------ EXERCISE INPUTS ------

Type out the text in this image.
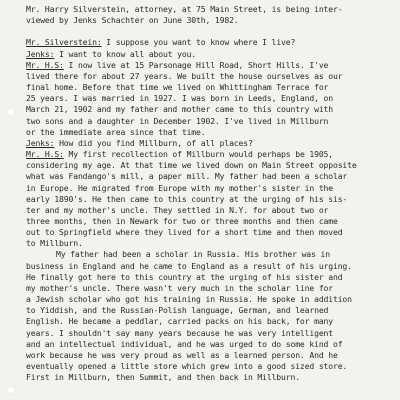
Mr. Harry Silverstein, attorney, at 75 Main Street, is being inter-
viewed by Jenks Schachter on June 30th, 1982.

Mr. Silverstein: I suppose you want to know where I live?
Jenks: I want to know all about you.
Mr. H.S: I now live at 15 Parsonage Hill Road, Short Hills. I've
lived there for about 27 years. We built the house ourselves as our
final home. Before that time we lived on Whittingham Terrace for
25 years. I was married in 1927. I was born in Leeds, England, on
March 21, 1902 and my father and mother came to this country with
two sons and a daughter in December 1902. I've lived in Millburn
or the immediate area since that time.
Jenks: How did you find Millburn, of all places?
Mr. H.S: My first recollection of Millburn would perhaps be 1905,
considering my age. At that time we lived down on Main Street opposite
what was Fandango's mill, a paper mill. My father had been a scholar
in Europe. He migrated from Europe with my mother's sister in the
early 1890's. He then came to this country at the urging of his sis-
ter and my mother's uncle. They settled in N.Y. for about two or
three months, then in Newark for two or three months and then came
out to Springfield where they lived for a short time and then moved
to Millburn.
My father had been a scholar in Russia. His brother was in
business in England and he came to England as a result of his urging.
He finally got here to this country at the urging of his sister and
my mother's uncle. There wasn't very much in the scholar line for
a Jewish scholar who got his training in Russia. He spoke in addition
to Yiddish, and the Russian-Polish language, German, and learned
English. He became a peddlar, carried packs on his back, for many
years. I shouldn't say many years because he was very intelligent
and an intellectual individual, and he was urged to do some kind of
work because he was very proud as well as a learned person. And he
eventually opened a little store which grew into a good sized store.
First in Millburn, then Summit, and then back in Millburn.
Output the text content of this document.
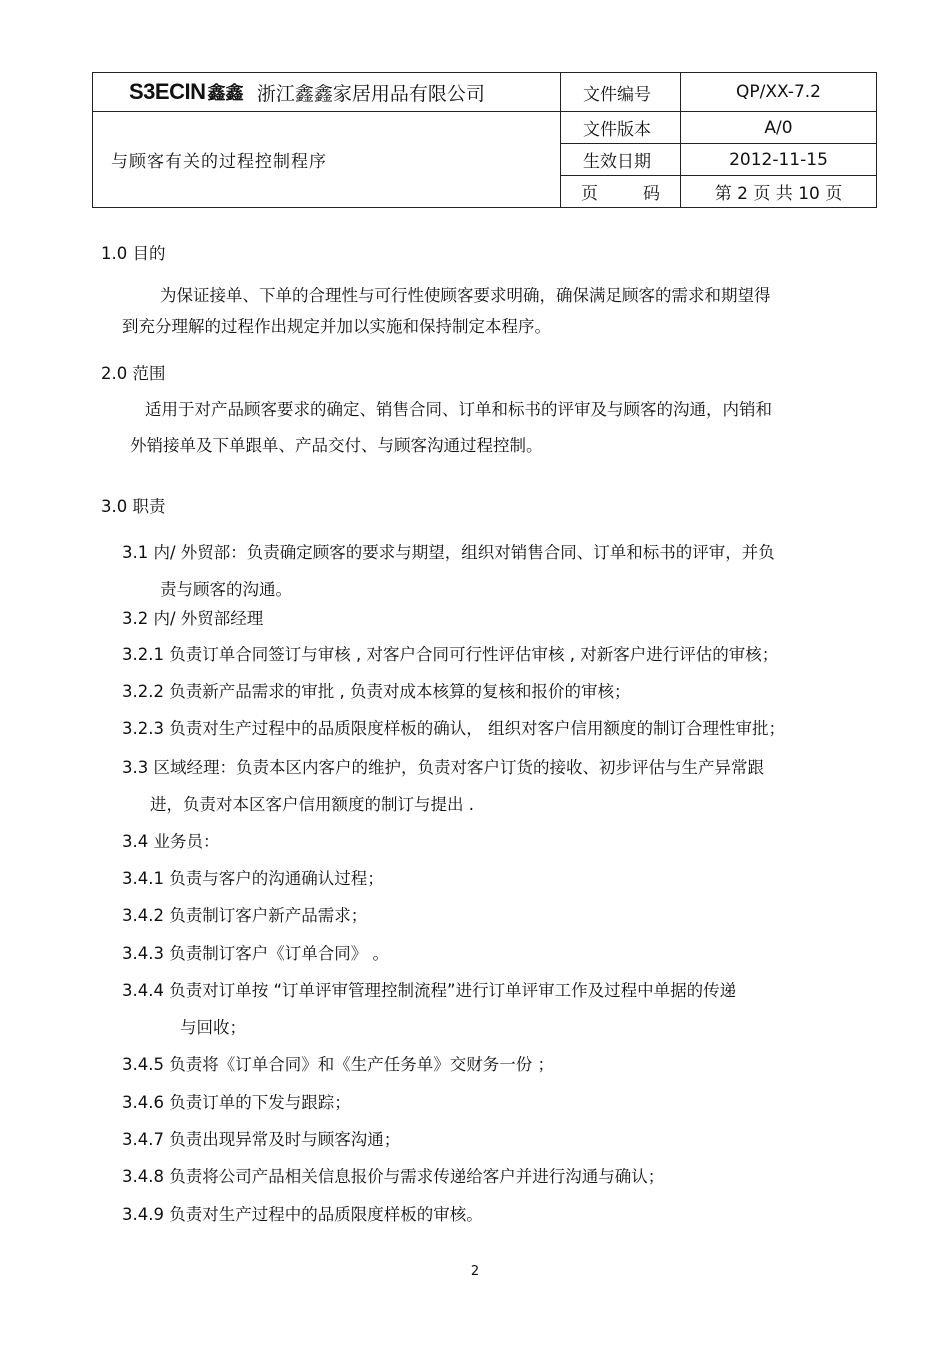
S3ECIN 鑫鑫 浙江鑫鑫家居用品有限公司	文件编号	QP/XX-7.2
与顾客有关的过程控制程序	文件版本	A/0
	生效日期	2012-11-15

	页 码	第 2 页 共 10 页
1.0 目的
为保证接单、下单的合理性与可行性使顾客要求明确，确保满足顾客的需求和期望得
到充分理解的过程作出规定并加以实施和保持制定本程序。
2.0 范围
适用于对产品顾客要求的确定、销售合同、订单和标书的评审及与顾客的沟通，内销和
外销接单及下单跟单、产品交付、与顾客沟通过程控制。
3.0 职责
3.1 内/ 外贸部：负责确定顾客的要求与期望，组织对销售合同、订单和标书的评审，并负
责与顾客的沟通。
3.2 内/ 外贸部经理
3.2.1 负责订单合同签订与审核 , 对客户合同可行性评估审核 , 对新客户进行评估的审核；
3.2.2 负责新产品需求的审批 , 负责对成本核算的复核和报价的审核；
3.2.3 负责对生产过程中的品质限度样板的确认， 组织对客户信用额度的制订合理性审批；
3.3 区域经理：负责本区内客户的维护，负责对客户订货的接收、初步评估与生产异常跟
进，负责对本区客户信用额度的制订与提出 .
3.4 业务员：
3.4.1 负责与客户的沟通确认过程；
3.4.2 负责制订客户新产品需求；
3.4.3 负责制订客户《订单合同》 。
3.4.4 负责对订单按 “订单评审管理控制流程”进行订单评审工作及过程中单据的传递
与回收；
3.4.5 负责将《订单合同》和《生产任务单》交财务一份 ；
3.4.6 负责订单的下发与跟踪；
3.4.7 负责出现异常及时与顾客沟通；
3.4.8 负责将公司产品相关信息报价与需求传递给客户并进行沟通与确认；
3.4.9 负责对生产过程中的品质限度样板的审核。
2
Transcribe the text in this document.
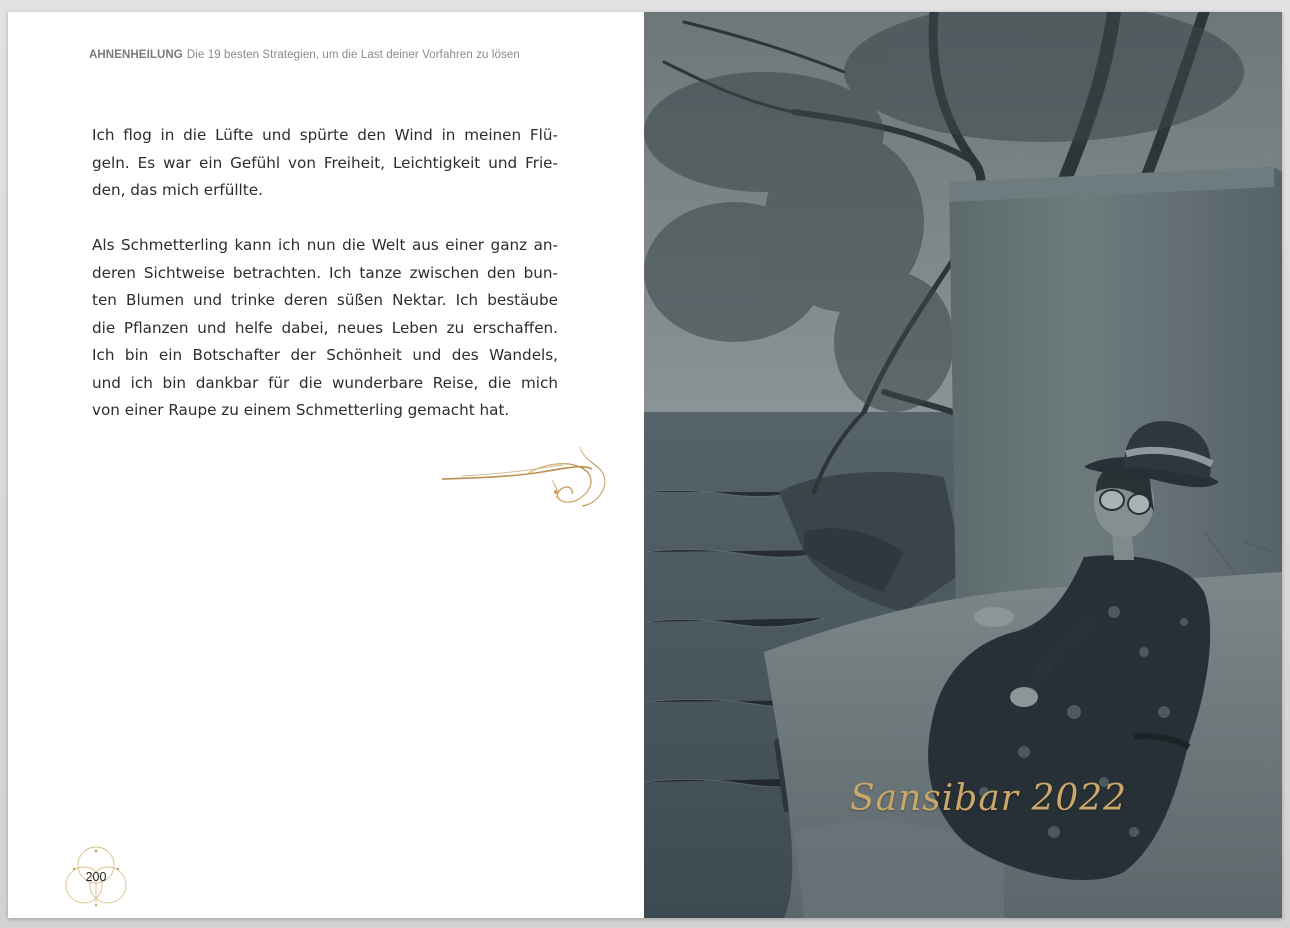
AHNENHEILUNG Die 19 besten Strategien, um die Last deiner Vorfahren zu lösen
Ich flog in die Lüfte und spürte den Wind in meinen Flü-
geln. Es war ein Gefühl von Freiheit, Leichtigkeit und Frie-
den, das mich erfüllte.
Als Schmetterling kann ich nun die Welt aus einer ganz an-
deren Sichtweise betrachten. Ich tanze zwischen den bun-
ten Blumen und trinke deren süßen Nektar. Ich bestäube
die Pflanzen und helfe dabei, neues Leben zu erschaffen.
Ich bin ein Botschafter der Schönheit und des Wandels,
und ich bin dankbar für die wunderbare Reise, die mich
von einer Raupe zu einem Schmetterling gemacht hat.
200
Sansibar 2022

------

WRITTEN REQUEST — Every record above should be transcribed exactly; the pictures stay out of the copy.

RESULT FOR THIS EXERCISE —
Type out the text in this image.
Mr. Harry Silverstein, attorney, at 75 Main Street, is being inter-
viewed by Jenks Schachter on June 30th, 1982.

Mr. Silverstein: I suppose you want to know where I live?
Jenks: I want to know all about you.
Mr. H.S: I now live at 15 Parsonage Hill Road, Short Hills. I've
lived there for about 27 years. We built the house ourselves as our
final home. Before that time we lived on Whittingham Terrace for
25 years. I was married in 1927. I was born in Leeds, England, on
March 21, 1902 and my father and mother came to this country with
two sons and a daughter in December 1902. I've lived in Millburn
or the immediate area since that time.
Jenks: How did you find Millburn, of all places?
Mr. H.S: My first recollection of Millburn would perhaps be 1905,
considering my age. At that time we lived down on Main Street opposite
what was Fandango's mill, a paper mill. My father had been a scholar
in Europe. He migrated from Europe with my mother's sister in the
early 1890's. He then came to this country at the urging of his sis-
ter and my mother's uncle. They settled in N.Y. for about two or
three months, then in Newark for two or three months and then came
out to Springfield where they lived for a short time and then moved
to Millburn.
My father had been a scholar in Russia. His brother was in
business in England and he came to England as a result of his urging.
He finally got here to this country at the urging of his sister and
my mother's uncle. There wasn't very much in the scholar line for
a Jewish scholar who got his training in Russia. He spoke in addition
to Yiddish, and the Russian-Polish language, German, and learned
English. He became a peddlar, carried packs on his back, for many
years. I shouldn't say many years because he was very intelligent
and an intellectual individual, and he was urged to do some kind of
work because he was very proud as well as a learned person. And he
eventually opened a little store which grew into a good sized store.
First in Millburn, then Summit, and then back in Millburn.
Output the text content of this document.
S3ECIN 鑫鑫 浙江鑫鑫家居用品有限公司	文件编号	QP/XX-7.2
与顾客有关的过程控制程序	文件版本	A/0
	生效日期	2012-11-15

	页 码	第 2 页 共 10 页
1.0 目的
为保证接单、下单的合理性与可行性使顾客要求明确，确保满足顾客的需求和期望得
到充分理解的过程作出规定并加以实施和保持制定本程序。
2.0 范围
适用于对产品顾客要求的确定、销售合同、订单和标书的评审及与顾客的沟通，内销和
外销接单及下单跟单、产品交付、与顾客沟通过程控制。
3.0 职责
3.1 内/ 外贸部：负责确定顾客的要求与期望，组织对销售合同、订单和标书的评审，并负
责与顾客的沟通。
3.2 内/ 外贸部经理
3.2.1 负责订单合同签订与审核 , 对客户合同可行性评估审核 , 对新客户进行评估的审核；
3.2.2 负责新产品需求的审批 , 负责对成本核算的复核和报价的审核；
3.2.3 负责对生产过程中的品质限度样板的确认， 组织对客户信用额度的制订合理性审批；
3.3 区域经理：负责本区内客户的维护，负责对客户订货的接收、初步评估与生产异常跟
进，负责对本区客户信用额度的制订与提出 .
3.4 业务员：
3.4.1 负责与客户的沟通确认过程；
3.4.2 负责制订客户新产品需求；
3.4.3 负责制订客户《订单合同》 。
3.4.4 负责对订单按 “订单评审管理控制流程”进行订单评审工作及过程中单据的传递
与回收；
3.4.5 负责将《订单合同》和《生产任务单》交财务一份 ；
3.4.6 负责订单的下发与跟踪；
3.4.7 负责出现异常及时与顾客沟通；
3.4.8 负责将公司产品相关信息报价与需求传递给客户并进行沟通与确认；
3.4.9 负责对生产过程中的品质限度样板的审核。
2
Transcribe the text in this document.
AHNENHEILUNG Die 19 besten Strategien, um die Last deiner Vorfahren zu lösen
Ich flog in die Lüfte und spürte den Wind in meinen Flü-
geln. Es war ein Gefühl von Freiheit, Leichtigkeit und Frie-
den, das mich erfüllte.
Als Schmetterling kann ich nun die Welt aus einer ganz an-
deren Sichtweise betrachten. Ich tanze zwischen den bun-
ten Blumen und trinke deren süßen Nektar. Ich bestäube
die Pflanzen und helfe dabei, neues Leben zu erschaffen.
Ich bin ein Botschafter der Schönheit und des Wandels,
und ich bin dankbar für die wunderbare Reise, die mich
von einer Raupe zu einem Schmetterling gemacht hat.
200
Sansibar 2022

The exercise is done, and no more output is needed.